## Data lines
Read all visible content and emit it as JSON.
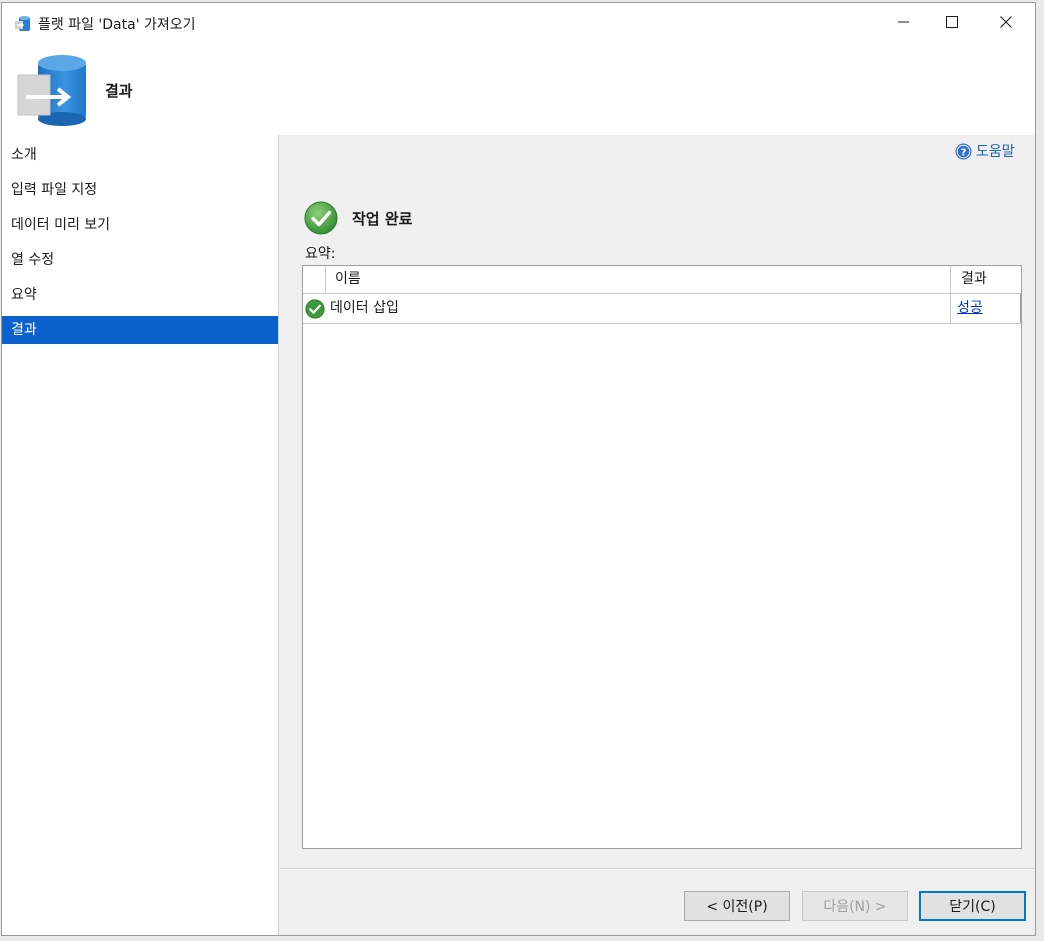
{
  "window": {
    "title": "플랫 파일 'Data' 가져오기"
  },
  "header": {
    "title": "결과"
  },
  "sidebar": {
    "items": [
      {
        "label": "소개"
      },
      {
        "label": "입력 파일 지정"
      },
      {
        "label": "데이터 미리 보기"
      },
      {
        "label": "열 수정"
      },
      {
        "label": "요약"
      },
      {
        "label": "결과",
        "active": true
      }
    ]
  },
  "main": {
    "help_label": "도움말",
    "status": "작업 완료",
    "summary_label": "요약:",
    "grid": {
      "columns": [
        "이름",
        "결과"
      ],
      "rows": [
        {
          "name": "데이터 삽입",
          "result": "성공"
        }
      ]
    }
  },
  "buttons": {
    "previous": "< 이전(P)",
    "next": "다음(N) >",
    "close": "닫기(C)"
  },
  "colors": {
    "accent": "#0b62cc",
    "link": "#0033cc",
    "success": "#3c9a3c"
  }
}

* * *

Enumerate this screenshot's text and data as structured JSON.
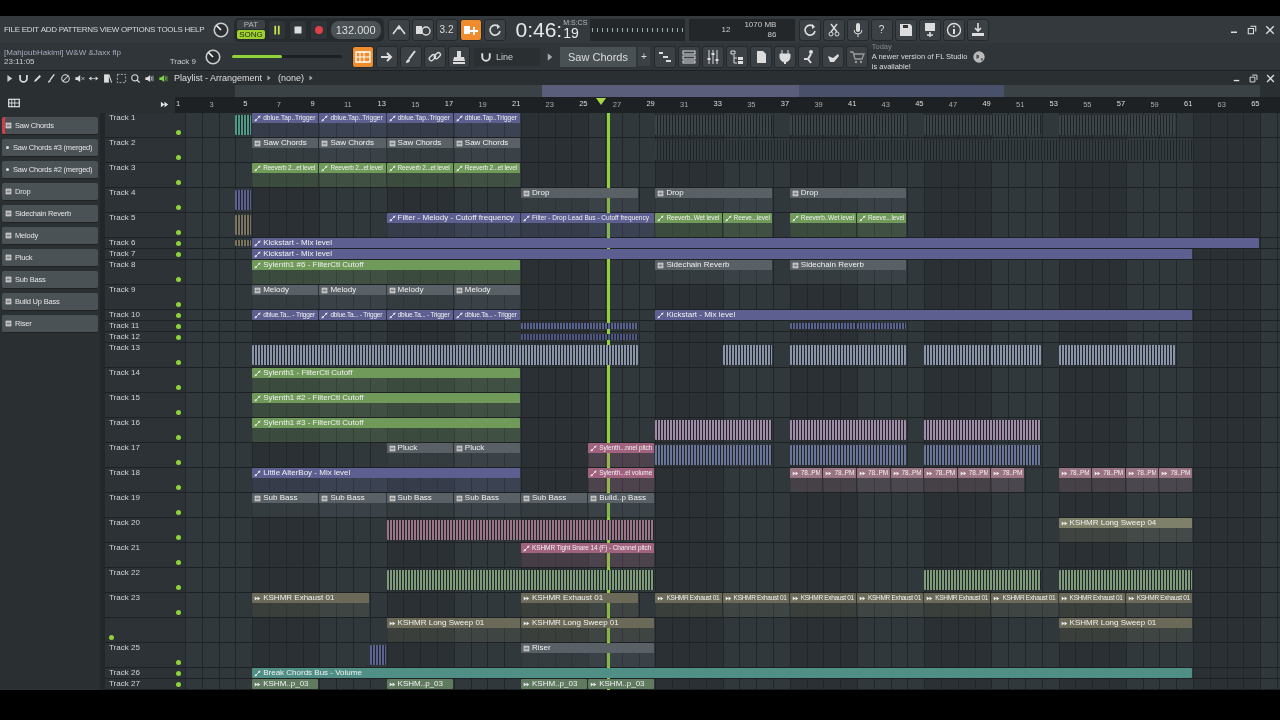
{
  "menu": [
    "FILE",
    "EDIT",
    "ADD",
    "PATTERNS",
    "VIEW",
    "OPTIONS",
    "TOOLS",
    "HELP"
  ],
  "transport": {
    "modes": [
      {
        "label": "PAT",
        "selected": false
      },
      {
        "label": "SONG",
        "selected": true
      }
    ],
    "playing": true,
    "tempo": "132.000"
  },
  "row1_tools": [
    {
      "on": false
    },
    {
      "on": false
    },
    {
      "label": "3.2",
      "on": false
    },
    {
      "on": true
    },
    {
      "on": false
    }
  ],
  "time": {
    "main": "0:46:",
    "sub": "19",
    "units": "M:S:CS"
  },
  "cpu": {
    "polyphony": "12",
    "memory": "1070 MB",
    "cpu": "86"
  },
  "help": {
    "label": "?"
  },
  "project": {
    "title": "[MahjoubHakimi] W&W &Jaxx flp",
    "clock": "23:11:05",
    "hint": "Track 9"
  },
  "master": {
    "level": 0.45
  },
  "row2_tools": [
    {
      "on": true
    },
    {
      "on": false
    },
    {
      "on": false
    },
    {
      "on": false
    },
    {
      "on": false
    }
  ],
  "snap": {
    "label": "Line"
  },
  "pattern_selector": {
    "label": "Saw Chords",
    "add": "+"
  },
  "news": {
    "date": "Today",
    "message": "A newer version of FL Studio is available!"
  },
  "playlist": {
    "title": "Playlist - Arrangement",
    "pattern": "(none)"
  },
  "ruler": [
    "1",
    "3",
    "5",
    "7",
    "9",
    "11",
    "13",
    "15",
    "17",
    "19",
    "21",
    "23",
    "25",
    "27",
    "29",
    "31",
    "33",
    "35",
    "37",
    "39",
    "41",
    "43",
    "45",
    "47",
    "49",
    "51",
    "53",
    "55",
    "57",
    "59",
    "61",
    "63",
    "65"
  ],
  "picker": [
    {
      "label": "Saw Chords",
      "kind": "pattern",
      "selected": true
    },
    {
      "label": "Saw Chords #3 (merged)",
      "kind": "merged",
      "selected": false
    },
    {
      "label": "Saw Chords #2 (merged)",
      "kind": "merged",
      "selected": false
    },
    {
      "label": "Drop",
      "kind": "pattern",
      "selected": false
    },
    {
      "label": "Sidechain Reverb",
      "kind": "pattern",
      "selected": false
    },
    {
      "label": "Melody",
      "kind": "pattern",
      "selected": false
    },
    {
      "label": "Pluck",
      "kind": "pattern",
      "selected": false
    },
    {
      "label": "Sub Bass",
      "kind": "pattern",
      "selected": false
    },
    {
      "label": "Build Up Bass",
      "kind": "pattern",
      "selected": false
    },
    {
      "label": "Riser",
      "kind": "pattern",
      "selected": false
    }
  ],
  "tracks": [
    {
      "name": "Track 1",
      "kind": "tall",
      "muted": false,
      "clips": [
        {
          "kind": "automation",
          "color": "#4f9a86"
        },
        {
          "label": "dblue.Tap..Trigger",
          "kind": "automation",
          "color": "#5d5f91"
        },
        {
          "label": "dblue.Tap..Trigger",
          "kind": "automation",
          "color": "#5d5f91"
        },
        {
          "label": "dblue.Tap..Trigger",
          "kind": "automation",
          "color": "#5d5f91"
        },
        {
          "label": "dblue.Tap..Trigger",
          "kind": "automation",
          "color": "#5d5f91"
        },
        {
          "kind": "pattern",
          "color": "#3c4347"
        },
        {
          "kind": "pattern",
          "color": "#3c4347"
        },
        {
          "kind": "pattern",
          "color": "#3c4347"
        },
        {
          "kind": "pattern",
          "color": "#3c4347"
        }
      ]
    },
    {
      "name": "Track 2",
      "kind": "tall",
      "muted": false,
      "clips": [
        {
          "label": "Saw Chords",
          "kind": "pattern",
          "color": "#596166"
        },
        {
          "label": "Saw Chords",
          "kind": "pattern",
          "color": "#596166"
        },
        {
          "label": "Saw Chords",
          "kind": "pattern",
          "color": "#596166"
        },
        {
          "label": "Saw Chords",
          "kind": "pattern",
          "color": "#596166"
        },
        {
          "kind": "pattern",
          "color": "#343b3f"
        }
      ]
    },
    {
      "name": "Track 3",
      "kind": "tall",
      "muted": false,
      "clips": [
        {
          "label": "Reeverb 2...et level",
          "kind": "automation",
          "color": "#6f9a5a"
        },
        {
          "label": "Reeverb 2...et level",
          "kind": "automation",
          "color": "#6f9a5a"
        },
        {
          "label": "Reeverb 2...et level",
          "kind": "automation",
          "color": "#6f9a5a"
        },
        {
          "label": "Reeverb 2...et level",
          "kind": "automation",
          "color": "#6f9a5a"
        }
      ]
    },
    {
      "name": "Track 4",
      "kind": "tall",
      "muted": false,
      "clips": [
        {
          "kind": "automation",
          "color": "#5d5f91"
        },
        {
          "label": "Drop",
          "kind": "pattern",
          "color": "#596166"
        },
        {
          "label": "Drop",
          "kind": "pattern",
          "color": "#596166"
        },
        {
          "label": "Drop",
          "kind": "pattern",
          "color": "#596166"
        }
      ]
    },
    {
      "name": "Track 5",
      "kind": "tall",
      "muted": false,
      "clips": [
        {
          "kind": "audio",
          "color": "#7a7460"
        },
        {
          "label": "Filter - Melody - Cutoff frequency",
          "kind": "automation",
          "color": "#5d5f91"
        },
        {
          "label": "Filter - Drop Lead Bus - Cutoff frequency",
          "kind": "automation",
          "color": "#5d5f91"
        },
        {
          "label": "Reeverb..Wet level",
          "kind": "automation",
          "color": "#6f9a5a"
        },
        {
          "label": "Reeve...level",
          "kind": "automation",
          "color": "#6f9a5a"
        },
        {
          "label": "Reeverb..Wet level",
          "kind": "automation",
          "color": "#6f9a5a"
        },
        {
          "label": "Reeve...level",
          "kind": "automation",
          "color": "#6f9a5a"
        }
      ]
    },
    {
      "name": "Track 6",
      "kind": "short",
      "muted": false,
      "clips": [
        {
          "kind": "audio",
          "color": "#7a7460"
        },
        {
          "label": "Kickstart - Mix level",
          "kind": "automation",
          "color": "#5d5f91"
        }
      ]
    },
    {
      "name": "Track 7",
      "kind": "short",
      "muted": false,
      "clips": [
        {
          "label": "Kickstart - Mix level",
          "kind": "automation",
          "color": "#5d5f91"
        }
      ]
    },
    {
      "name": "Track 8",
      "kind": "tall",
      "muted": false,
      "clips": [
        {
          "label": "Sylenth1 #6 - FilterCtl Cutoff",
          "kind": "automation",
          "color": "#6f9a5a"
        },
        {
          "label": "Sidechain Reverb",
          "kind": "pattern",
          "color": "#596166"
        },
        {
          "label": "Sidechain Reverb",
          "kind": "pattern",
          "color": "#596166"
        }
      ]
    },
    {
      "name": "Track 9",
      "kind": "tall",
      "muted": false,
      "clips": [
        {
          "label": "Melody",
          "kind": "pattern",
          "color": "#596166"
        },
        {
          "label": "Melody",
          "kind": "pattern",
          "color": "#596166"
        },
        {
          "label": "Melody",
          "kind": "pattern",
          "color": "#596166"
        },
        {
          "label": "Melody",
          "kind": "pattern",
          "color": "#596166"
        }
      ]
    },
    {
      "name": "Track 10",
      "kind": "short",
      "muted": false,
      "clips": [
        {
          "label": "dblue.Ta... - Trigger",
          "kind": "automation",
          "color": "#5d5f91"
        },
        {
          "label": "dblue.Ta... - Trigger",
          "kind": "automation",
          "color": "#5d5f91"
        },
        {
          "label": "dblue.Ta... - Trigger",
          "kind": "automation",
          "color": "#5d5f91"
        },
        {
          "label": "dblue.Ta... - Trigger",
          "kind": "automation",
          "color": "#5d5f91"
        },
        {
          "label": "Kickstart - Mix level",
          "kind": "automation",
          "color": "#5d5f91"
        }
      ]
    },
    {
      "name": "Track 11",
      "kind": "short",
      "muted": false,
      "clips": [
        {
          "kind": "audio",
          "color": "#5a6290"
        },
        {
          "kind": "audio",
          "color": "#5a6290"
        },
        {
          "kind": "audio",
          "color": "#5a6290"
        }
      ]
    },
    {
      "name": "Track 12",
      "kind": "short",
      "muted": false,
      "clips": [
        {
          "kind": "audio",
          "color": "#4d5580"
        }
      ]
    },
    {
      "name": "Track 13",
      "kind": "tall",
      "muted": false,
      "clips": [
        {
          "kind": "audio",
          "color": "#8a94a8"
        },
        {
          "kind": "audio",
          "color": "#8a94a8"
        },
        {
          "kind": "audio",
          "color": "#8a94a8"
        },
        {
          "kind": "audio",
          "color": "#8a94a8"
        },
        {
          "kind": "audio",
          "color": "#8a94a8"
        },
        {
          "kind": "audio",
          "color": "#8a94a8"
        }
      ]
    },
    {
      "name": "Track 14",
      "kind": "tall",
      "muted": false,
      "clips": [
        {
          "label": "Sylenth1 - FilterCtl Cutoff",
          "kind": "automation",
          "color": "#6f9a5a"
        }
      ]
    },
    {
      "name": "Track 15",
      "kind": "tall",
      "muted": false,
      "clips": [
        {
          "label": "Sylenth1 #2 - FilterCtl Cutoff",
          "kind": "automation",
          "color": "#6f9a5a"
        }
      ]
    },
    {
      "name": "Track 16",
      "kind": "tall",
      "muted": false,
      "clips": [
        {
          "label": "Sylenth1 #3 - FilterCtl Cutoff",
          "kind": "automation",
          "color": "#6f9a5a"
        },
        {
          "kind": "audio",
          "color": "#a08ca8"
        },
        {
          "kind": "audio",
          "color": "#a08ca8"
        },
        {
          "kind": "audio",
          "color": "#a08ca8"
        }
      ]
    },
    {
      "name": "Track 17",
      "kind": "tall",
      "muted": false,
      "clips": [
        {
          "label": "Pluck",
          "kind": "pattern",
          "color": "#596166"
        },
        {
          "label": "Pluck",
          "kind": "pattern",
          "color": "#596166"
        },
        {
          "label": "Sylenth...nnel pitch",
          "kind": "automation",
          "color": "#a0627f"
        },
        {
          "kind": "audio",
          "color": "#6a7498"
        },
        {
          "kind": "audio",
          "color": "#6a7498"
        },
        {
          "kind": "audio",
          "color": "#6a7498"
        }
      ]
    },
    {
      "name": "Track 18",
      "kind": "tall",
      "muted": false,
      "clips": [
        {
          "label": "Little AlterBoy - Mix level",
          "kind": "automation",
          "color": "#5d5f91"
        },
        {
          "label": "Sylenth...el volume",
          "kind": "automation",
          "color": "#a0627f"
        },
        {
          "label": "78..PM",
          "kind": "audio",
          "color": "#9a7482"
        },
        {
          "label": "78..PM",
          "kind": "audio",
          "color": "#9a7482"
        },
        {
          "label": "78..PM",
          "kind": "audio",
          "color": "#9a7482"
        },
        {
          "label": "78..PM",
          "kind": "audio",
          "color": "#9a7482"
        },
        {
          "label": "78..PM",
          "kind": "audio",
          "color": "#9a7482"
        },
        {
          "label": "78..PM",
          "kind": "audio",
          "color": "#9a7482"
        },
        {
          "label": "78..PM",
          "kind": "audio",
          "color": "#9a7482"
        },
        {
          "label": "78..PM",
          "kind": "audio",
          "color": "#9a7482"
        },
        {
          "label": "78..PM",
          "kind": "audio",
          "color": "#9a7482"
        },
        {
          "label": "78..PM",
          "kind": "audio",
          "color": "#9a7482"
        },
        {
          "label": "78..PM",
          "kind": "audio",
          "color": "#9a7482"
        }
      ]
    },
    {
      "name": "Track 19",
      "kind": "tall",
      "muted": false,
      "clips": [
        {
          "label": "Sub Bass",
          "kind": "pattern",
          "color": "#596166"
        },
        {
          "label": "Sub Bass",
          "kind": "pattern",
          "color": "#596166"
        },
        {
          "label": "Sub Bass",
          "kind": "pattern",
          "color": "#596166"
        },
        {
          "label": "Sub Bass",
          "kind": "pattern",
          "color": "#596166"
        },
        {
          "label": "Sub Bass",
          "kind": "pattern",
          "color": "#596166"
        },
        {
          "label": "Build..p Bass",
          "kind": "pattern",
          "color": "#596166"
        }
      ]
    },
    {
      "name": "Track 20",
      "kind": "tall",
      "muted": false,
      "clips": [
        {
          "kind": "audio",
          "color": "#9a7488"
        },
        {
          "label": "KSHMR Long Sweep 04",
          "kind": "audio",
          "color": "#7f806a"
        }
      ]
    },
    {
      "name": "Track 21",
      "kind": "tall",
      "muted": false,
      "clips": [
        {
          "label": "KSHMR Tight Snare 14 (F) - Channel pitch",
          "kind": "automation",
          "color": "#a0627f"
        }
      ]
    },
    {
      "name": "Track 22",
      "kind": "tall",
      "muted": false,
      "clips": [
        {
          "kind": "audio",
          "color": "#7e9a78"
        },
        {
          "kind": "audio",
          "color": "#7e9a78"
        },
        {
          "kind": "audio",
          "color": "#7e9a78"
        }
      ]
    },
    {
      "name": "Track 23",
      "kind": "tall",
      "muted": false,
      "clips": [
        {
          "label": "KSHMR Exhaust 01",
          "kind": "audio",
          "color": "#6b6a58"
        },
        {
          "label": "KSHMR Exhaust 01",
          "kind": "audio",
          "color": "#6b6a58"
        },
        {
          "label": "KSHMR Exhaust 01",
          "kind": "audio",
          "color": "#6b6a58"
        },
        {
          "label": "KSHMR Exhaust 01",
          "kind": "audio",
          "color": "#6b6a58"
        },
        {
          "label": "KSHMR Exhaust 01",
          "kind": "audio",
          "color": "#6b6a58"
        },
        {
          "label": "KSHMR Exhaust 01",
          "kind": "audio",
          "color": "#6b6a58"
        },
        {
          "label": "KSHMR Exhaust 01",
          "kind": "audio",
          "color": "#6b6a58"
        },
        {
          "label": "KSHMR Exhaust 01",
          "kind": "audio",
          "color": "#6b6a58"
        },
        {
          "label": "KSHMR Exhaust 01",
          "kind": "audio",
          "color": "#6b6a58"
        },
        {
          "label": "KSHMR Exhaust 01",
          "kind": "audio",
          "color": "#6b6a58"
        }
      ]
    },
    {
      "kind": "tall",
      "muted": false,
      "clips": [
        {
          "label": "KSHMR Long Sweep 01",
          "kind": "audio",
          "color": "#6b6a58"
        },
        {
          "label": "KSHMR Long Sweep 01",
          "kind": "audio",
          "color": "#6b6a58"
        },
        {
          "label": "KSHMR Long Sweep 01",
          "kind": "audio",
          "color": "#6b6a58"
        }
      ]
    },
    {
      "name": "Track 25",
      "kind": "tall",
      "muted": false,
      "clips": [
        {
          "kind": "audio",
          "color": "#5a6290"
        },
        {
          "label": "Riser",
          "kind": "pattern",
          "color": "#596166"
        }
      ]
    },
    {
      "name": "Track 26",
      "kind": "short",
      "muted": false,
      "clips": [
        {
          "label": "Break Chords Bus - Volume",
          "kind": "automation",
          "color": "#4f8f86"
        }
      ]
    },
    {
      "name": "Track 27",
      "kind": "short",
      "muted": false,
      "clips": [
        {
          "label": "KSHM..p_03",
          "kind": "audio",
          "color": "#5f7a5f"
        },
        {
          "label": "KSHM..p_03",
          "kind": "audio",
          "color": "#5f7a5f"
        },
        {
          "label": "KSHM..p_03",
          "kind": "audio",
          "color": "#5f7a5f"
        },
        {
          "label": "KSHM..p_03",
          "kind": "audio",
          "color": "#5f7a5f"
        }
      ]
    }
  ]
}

## Written instruction
Pull out each line of the entries that contains "merged".

## Correct answer
      "label": "Saw Chords #3 (merged)",
      "kind": "merged",
      "label": "Saw Chords #2 (merged)",
      "kind": "merged",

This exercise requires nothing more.